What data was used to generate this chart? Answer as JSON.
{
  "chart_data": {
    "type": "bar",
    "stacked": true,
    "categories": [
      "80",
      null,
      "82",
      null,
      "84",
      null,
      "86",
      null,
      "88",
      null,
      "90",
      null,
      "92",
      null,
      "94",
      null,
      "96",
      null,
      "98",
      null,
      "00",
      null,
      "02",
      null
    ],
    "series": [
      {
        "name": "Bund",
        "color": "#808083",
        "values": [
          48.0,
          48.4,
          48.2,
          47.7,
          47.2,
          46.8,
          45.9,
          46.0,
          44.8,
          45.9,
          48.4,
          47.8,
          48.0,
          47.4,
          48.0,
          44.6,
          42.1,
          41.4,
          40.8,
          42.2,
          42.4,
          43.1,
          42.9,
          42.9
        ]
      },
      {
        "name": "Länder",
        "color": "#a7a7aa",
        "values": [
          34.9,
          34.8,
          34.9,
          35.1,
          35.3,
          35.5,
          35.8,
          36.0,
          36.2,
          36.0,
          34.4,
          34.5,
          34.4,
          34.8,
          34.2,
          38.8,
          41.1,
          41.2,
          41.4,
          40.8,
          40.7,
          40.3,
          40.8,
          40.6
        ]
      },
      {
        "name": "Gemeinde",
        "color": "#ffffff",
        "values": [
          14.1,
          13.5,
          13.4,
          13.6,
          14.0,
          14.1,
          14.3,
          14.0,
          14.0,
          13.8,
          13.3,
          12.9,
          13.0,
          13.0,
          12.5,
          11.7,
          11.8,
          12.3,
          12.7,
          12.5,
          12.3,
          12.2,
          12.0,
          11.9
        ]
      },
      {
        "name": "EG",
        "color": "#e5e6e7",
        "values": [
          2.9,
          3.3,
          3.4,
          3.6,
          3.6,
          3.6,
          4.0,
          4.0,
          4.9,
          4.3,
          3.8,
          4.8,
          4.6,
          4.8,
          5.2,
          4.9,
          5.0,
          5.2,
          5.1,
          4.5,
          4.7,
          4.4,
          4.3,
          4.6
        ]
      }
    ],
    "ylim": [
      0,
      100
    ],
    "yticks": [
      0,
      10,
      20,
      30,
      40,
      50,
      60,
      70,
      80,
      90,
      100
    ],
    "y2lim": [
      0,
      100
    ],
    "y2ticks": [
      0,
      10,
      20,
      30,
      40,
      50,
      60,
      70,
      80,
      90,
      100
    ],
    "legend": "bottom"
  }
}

★ ★ ★ ★

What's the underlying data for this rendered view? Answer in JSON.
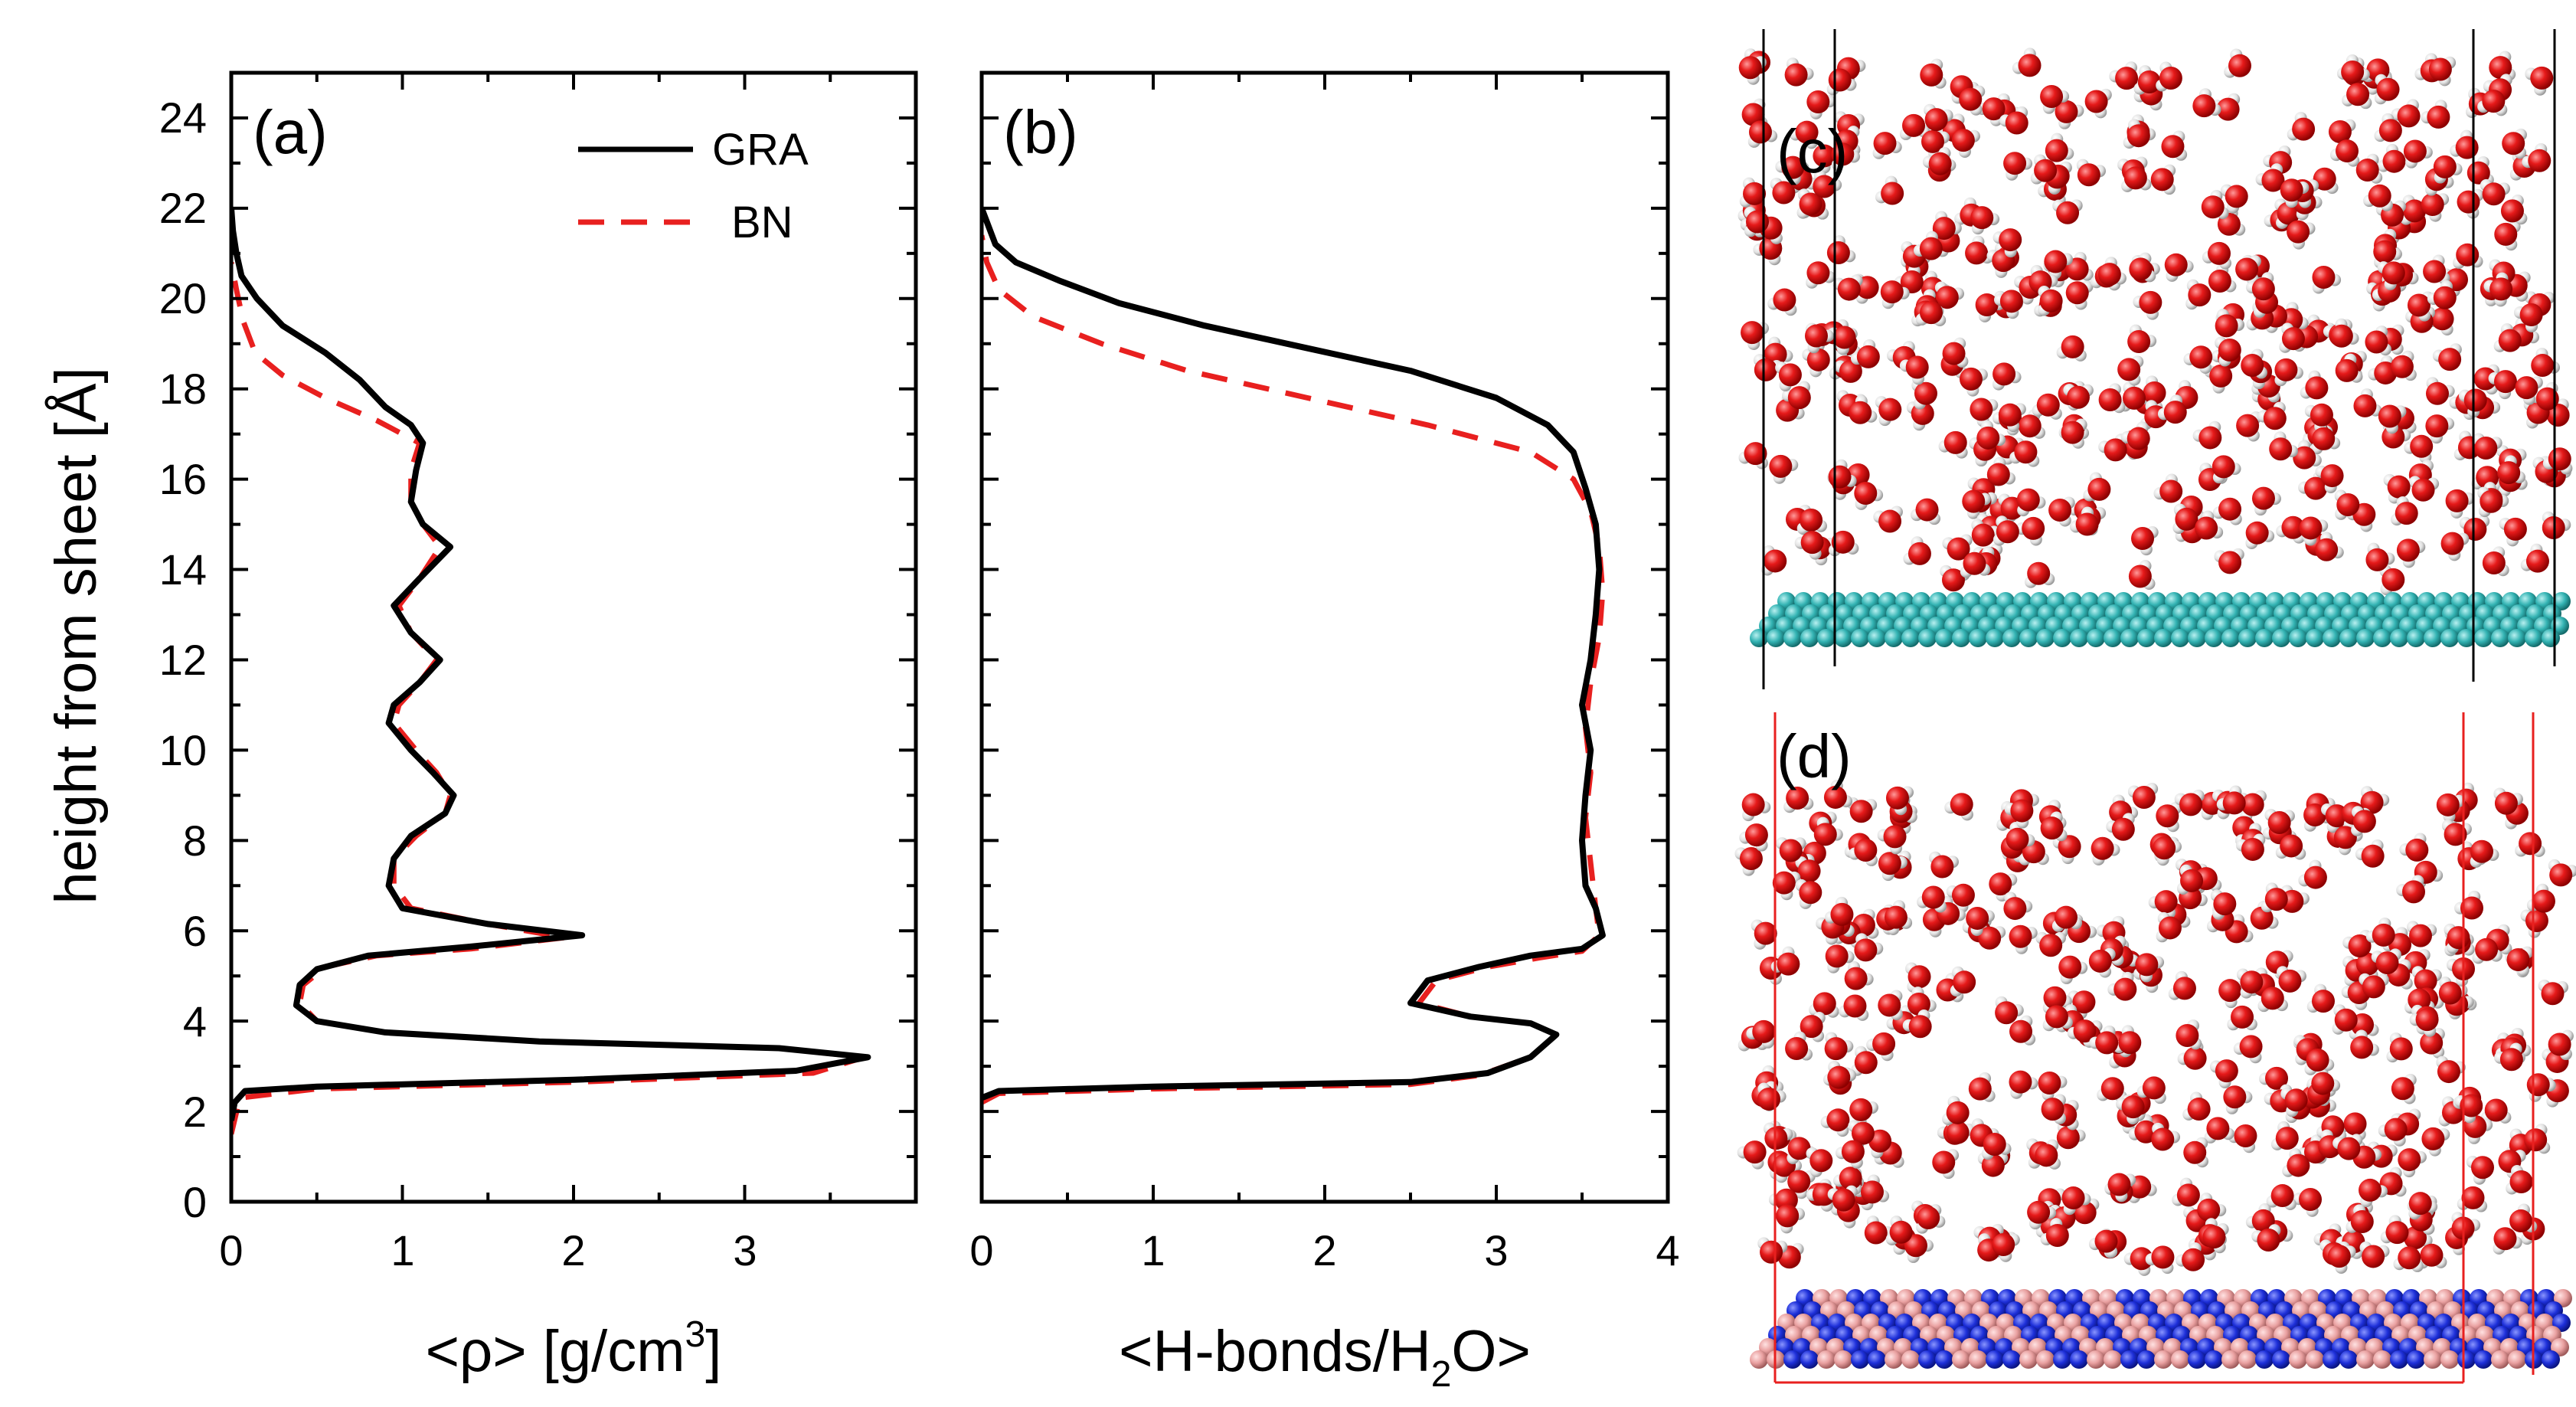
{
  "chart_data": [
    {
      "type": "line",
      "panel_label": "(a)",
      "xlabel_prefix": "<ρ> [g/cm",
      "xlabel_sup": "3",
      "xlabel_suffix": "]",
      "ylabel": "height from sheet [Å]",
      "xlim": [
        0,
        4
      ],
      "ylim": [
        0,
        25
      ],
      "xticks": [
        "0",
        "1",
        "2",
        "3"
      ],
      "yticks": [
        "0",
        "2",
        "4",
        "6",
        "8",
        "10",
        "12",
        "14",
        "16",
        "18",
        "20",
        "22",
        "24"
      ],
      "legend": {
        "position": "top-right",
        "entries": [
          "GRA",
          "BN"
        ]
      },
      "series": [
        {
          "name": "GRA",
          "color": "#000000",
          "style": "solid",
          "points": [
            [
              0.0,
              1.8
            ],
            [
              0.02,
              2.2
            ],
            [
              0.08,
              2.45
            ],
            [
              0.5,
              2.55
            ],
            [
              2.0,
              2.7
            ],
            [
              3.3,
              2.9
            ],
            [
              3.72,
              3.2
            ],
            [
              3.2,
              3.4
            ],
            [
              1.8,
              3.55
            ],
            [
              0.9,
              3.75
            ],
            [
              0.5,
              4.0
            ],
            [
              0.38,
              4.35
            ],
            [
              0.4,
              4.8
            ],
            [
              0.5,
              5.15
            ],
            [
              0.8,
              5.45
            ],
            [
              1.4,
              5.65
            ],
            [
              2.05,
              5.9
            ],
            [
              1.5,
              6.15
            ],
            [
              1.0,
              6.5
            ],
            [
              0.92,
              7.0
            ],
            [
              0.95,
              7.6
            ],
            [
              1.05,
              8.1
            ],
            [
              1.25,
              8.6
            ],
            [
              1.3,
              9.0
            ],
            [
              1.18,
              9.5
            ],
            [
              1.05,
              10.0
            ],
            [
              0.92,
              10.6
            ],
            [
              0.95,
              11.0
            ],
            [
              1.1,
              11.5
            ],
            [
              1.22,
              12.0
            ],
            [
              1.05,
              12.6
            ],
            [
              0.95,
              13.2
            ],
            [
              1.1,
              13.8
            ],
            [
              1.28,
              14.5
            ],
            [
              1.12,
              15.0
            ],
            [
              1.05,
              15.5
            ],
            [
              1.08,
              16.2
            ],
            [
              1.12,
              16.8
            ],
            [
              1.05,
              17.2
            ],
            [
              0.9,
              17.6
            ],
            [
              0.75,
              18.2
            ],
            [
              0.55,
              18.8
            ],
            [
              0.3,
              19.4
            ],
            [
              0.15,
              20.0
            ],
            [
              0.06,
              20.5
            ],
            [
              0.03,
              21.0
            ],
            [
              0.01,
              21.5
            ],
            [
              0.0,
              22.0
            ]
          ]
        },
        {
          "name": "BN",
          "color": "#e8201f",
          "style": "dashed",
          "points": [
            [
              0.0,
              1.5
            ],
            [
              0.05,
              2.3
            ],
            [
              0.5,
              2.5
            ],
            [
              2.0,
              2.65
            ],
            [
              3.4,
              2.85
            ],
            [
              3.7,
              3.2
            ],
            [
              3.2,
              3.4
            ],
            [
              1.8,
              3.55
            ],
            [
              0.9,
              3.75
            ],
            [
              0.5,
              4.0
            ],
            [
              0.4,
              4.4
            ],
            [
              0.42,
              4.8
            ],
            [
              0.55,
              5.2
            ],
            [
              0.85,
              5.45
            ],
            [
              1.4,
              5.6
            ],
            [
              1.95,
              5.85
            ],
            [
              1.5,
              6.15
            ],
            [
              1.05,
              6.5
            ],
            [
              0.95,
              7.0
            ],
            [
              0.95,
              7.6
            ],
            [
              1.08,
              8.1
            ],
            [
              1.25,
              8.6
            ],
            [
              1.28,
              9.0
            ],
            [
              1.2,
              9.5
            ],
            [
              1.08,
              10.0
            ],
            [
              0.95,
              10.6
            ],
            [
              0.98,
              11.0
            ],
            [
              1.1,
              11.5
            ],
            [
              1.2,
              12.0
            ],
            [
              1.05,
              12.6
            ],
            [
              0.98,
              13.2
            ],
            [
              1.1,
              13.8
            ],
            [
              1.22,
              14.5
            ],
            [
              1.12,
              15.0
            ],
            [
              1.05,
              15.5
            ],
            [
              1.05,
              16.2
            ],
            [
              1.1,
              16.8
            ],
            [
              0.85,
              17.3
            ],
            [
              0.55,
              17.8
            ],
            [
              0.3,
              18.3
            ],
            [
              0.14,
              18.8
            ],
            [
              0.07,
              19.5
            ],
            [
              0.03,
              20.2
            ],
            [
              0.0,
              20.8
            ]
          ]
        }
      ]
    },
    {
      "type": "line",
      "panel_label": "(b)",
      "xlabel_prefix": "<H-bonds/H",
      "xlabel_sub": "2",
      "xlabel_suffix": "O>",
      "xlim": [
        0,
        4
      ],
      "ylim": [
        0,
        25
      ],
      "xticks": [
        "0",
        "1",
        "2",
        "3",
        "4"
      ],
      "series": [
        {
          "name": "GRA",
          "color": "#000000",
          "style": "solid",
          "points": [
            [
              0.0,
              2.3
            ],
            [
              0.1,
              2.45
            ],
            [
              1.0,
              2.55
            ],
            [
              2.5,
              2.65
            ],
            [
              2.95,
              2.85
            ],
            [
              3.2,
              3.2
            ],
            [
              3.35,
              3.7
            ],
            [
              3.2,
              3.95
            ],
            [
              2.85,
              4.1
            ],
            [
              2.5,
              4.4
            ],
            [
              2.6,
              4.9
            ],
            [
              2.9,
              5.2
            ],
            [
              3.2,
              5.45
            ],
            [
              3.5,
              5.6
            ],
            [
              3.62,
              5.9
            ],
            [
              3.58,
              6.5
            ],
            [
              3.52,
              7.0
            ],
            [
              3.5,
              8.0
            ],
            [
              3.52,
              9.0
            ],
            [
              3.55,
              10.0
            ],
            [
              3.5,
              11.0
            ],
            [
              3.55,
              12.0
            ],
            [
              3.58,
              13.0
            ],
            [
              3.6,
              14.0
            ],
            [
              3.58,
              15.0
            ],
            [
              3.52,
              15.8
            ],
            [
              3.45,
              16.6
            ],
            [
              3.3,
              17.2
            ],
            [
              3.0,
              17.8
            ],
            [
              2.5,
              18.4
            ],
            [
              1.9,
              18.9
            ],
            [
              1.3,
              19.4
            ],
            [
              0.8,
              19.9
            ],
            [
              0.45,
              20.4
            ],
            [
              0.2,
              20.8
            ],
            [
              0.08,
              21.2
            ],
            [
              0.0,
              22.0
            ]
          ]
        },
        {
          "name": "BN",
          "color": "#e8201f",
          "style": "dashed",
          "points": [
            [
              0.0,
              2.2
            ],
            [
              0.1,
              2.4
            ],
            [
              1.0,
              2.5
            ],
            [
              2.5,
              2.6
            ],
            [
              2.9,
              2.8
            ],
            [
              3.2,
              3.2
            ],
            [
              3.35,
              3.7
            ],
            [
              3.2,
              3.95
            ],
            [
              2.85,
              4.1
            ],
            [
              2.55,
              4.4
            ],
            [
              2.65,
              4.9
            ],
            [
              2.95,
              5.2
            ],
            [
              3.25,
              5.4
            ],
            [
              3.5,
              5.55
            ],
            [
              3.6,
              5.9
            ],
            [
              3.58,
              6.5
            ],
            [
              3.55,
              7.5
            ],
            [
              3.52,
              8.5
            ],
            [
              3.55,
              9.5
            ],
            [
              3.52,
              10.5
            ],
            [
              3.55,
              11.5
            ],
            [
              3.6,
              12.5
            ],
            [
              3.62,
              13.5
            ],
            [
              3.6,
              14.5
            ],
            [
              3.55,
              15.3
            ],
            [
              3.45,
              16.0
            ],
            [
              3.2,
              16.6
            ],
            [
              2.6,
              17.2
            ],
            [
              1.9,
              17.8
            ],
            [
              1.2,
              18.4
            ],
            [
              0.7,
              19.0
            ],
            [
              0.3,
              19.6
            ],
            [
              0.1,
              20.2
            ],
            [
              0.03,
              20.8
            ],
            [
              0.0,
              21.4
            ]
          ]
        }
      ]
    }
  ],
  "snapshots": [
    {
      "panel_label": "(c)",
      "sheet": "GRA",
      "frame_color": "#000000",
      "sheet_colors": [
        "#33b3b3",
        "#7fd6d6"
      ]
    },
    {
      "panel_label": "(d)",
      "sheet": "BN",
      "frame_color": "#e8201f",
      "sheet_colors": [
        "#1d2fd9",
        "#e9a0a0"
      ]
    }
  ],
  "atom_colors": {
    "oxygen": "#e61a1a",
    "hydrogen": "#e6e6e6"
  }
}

★ ★ ★ ★

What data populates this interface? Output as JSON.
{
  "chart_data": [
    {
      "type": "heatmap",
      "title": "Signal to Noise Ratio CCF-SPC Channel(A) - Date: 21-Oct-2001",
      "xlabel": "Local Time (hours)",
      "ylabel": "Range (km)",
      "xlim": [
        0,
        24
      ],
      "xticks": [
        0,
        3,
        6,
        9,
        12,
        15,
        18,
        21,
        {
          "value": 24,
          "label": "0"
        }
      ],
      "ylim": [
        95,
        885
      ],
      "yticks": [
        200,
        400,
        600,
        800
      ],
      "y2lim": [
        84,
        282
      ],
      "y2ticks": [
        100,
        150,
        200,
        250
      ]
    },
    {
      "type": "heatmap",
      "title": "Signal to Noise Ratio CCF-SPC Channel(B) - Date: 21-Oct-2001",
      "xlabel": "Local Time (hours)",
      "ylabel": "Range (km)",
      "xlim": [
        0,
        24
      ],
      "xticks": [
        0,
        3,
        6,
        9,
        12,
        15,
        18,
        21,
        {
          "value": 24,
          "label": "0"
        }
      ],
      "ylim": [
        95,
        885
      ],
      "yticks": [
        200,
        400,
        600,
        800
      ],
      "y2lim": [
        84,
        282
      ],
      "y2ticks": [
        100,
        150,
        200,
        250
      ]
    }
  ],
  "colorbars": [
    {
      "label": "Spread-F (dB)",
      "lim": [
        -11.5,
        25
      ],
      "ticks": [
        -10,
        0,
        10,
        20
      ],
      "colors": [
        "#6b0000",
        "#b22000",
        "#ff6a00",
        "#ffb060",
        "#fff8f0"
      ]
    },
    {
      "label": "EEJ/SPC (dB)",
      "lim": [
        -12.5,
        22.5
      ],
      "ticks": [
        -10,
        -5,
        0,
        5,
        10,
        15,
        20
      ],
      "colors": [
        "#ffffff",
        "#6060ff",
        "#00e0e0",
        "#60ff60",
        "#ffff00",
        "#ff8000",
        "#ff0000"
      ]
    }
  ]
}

★ ★ ★ ★

» **TASK BRIEF**:
For each line above that contains the word "Noise", copy that line.

» **OUTPUT OF THE EXERCISE**:
      "title": "Signal to Noise Ratio CCF-SPC Channel(A) - Date: 21-Oct-2001",
      "title": "Signal to Noise Ratio CCF-SPC Channel(B) - Date: 21-Oct-2001",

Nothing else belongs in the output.